- **Dataset excerpts**
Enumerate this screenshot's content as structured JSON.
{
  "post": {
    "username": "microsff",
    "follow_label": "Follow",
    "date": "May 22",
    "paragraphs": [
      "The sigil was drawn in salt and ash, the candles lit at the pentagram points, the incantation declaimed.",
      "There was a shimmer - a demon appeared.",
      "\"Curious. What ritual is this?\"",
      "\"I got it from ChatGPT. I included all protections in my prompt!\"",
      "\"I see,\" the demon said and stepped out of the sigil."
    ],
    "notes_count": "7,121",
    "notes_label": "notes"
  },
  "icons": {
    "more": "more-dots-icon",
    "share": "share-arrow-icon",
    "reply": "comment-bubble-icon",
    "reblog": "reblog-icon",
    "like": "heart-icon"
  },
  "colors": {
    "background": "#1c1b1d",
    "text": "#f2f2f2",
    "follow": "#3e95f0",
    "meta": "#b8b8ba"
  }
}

---

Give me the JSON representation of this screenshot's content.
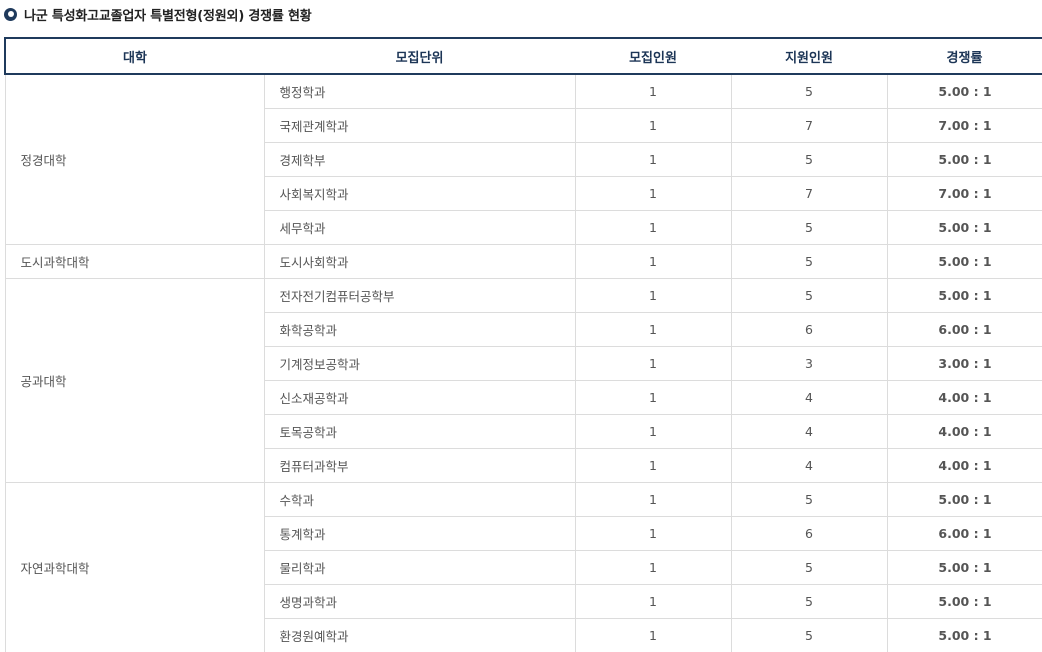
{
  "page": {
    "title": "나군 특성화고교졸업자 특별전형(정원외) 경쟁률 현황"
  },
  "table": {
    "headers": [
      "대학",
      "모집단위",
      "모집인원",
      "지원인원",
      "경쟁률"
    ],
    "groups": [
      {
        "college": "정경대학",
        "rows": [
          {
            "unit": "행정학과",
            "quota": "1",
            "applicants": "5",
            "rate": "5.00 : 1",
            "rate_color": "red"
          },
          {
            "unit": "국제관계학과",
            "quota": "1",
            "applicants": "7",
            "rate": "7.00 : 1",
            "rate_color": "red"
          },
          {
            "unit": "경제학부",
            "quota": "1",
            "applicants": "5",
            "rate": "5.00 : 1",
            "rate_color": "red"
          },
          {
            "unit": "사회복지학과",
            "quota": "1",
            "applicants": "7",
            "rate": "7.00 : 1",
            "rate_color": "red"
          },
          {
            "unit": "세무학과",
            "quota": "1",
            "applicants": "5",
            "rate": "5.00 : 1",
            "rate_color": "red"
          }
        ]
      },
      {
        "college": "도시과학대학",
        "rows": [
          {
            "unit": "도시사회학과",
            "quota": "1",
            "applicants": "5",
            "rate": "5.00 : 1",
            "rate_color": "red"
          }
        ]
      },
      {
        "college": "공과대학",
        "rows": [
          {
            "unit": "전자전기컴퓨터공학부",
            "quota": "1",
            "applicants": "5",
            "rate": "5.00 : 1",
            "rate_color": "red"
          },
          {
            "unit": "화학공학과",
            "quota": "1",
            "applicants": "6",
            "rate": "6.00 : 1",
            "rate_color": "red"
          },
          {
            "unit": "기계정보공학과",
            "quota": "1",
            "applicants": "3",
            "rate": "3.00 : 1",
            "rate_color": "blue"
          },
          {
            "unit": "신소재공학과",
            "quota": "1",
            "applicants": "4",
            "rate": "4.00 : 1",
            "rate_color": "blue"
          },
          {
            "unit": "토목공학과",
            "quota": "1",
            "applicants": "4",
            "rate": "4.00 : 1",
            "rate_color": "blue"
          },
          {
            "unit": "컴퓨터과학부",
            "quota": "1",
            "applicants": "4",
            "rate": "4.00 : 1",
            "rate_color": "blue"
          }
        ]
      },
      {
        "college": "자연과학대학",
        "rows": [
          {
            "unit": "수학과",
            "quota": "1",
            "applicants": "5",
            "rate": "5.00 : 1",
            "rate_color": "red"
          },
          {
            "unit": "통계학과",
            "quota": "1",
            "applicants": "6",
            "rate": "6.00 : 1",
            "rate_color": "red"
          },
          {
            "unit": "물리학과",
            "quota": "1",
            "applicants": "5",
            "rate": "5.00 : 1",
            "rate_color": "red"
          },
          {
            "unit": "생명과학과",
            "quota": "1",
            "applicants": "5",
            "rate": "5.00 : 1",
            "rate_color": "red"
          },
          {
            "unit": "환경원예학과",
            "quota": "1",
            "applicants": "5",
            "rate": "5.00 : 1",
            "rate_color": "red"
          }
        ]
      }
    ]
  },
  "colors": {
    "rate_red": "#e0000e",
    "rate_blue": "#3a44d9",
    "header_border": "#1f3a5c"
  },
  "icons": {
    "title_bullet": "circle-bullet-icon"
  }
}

- **Goal**
Pick out each line in the material containing "this".

- **Answer below**
Enumerate this screenshot's content as structured JSON.
      "\"Curious. What ritual is this?\"",
Give me the JSON representation of this screenshot's content.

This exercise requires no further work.